Structured figure records:
*-*-*

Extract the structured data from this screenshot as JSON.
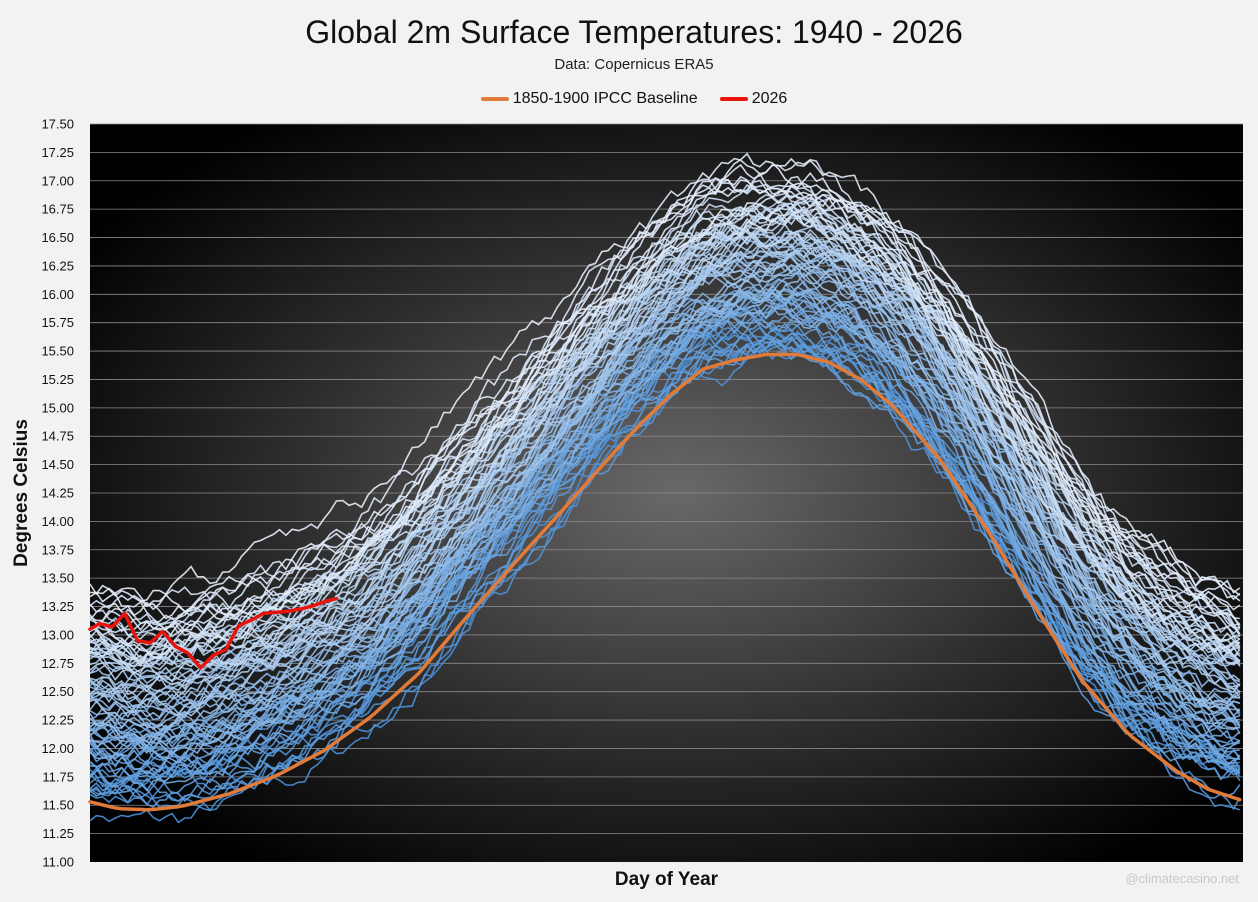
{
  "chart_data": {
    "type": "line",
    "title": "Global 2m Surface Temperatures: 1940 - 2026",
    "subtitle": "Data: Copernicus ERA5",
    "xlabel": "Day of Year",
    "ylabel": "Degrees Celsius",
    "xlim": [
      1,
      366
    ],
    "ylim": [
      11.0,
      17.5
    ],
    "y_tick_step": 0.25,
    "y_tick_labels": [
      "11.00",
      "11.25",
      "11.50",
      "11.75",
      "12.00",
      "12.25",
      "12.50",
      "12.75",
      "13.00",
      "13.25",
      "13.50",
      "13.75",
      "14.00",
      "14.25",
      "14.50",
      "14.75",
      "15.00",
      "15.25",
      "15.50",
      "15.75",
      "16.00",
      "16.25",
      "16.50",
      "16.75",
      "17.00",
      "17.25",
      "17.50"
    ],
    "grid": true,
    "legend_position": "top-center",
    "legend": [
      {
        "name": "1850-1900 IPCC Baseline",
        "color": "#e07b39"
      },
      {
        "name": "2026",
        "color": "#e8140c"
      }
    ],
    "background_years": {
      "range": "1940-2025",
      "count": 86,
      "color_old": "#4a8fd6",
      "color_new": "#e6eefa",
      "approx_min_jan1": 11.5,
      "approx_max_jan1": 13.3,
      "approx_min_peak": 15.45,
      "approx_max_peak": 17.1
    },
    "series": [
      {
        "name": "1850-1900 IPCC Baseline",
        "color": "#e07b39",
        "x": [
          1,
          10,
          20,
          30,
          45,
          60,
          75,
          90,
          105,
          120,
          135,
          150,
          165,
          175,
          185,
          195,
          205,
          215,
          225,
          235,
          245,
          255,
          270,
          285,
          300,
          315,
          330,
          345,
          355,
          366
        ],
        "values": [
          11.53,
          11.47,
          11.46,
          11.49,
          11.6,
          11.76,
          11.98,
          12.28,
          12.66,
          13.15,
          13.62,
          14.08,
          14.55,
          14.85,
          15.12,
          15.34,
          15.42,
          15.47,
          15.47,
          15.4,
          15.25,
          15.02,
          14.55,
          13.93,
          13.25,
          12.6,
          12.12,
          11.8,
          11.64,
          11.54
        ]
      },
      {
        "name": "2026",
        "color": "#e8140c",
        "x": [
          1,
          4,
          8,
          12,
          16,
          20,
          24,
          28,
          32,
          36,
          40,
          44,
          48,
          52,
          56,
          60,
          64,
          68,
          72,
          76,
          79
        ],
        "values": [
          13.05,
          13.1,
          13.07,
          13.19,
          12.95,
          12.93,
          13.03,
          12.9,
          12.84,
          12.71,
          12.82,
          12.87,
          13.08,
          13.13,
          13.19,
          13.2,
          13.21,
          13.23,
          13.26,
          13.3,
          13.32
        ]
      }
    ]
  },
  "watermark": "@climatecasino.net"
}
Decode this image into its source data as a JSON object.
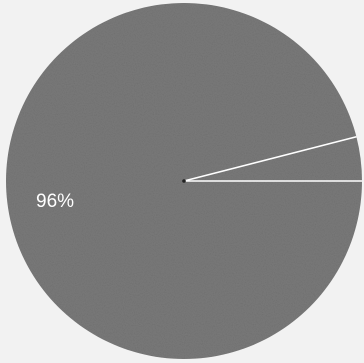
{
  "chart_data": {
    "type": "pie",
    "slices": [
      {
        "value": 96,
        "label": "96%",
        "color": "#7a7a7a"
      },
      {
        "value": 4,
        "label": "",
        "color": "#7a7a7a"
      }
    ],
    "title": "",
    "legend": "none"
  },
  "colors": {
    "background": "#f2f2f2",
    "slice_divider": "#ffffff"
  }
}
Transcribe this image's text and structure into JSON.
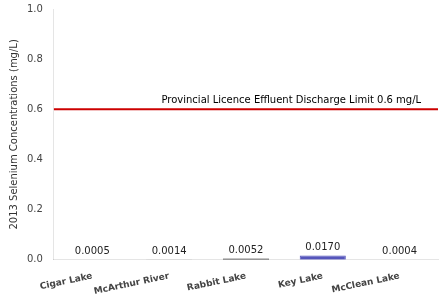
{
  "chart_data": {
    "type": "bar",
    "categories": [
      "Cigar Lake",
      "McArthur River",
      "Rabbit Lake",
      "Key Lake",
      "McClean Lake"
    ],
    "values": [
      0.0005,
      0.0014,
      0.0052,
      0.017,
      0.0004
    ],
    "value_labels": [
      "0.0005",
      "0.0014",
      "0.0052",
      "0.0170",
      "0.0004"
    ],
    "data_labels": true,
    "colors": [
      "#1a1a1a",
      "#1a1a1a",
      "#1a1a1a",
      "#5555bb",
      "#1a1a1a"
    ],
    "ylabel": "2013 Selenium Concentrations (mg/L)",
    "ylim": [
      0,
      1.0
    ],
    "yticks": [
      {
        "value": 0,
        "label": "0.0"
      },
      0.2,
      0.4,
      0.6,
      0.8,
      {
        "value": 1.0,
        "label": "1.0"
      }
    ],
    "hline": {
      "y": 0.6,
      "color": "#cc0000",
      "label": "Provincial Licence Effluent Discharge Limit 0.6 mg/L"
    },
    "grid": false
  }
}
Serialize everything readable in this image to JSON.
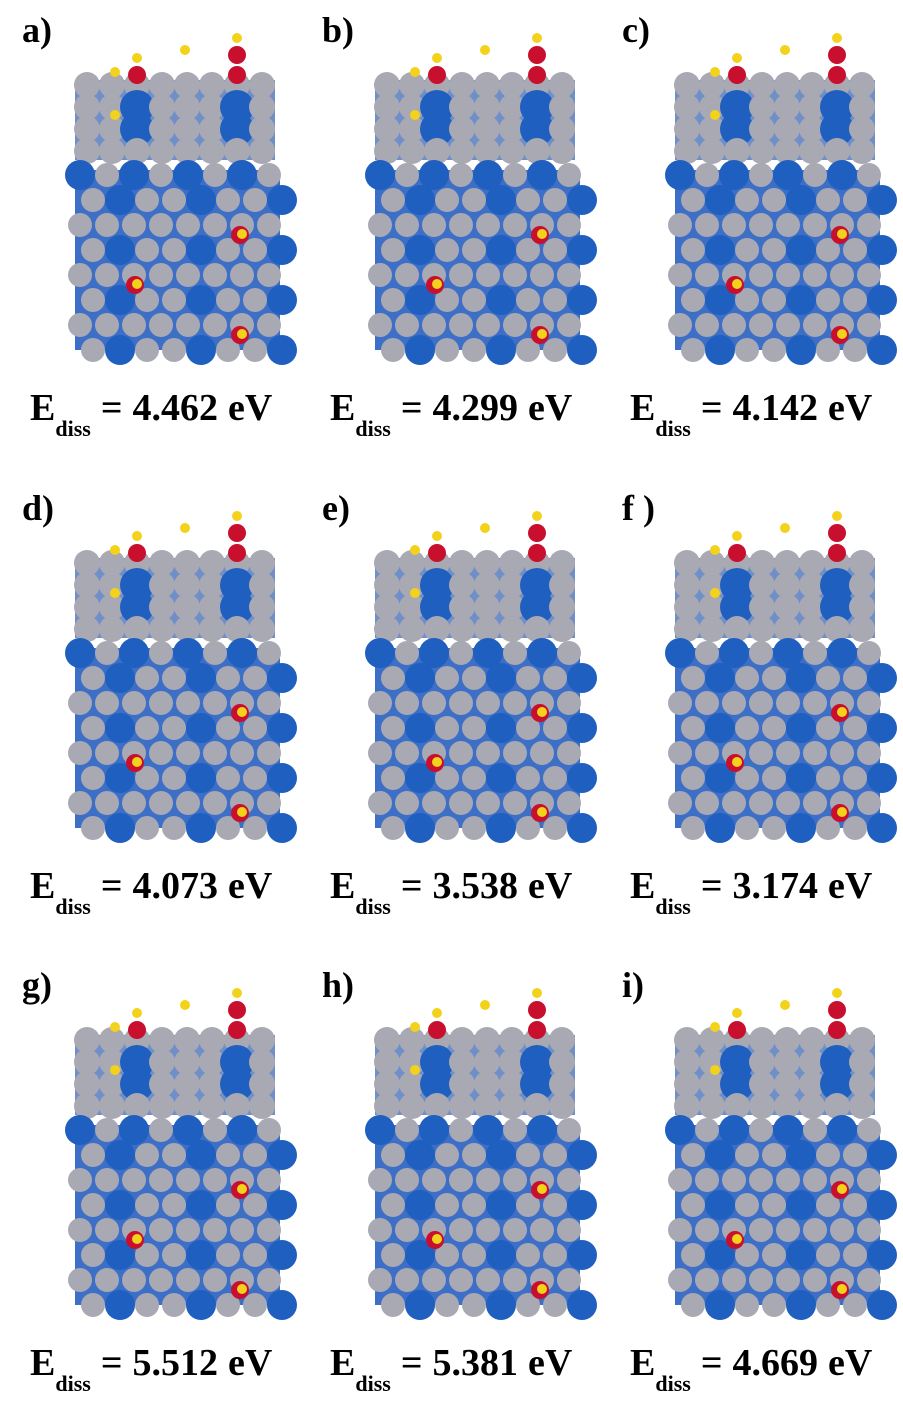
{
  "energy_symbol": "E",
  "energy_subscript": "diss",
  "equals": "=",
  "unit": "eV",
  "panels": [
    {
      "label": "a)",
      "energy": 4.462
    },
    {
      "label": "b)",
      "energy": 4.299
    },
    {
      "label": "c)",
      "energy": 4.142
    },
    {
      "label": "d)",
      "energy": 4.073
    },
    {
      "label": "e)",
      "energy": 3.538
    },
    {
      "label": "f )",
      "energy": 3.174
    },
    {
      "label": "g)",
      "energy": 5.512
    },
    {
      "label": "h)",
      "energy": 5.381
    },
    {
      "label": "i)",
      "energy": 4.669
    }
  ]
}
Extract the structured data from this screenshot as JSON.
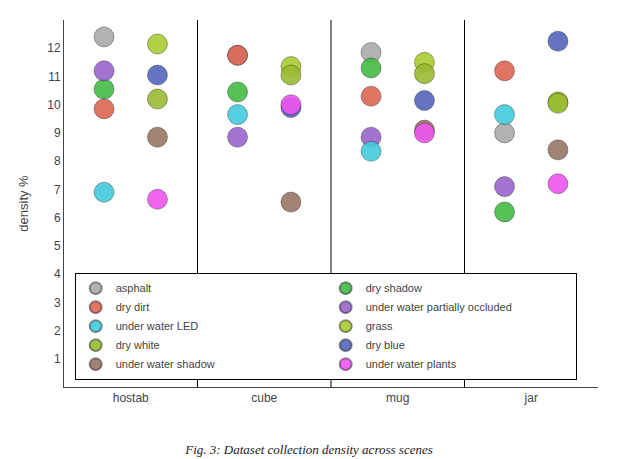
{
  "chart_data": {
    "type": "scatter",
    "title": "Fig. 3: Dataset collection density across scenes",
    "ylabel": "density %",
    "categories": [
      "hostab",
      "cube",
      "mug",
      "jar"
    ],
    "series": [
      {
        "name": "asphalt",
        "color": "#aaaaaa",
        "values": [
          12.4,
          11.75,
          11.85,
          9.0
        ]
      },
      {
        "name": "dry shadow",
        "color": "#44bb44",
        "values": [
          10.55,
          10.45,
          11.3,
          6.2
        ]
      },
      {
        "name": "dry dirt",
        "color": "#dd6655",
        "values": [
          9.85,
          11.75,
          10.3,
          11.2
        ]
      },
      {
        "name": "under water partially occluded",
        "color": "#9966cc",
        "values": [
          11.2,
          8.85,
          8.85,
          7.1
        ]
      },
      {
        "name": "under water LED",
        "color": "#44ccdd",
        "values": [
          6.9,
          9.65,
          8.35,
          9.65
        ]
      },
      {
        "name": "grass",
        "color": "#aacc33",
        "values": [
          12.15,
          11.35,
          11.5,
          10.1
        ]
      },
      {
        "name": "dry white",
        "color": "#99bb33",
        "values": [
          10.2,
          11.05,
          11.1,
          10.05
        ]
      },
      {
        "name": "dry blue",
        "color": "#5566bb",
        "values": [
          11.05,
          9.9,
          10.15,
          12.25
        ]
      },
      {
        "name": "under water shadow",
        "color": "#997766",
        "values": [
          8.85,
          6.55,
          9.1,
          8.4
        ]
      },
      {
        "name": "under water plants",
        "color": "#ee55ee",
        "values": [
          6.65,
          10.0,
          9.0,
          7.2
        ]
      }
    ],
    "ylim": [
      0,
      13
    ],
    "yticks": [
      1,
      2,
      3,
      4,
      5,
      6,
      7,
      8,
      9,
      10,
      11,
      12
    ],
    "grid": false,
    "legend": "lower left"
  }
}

*-*-*

— Job —
Look over the listing above. Pick out and copy every line that includes "shadow".

— Solution to this exercise —
        "name": "dry shadow",
        "name": "under water shadow",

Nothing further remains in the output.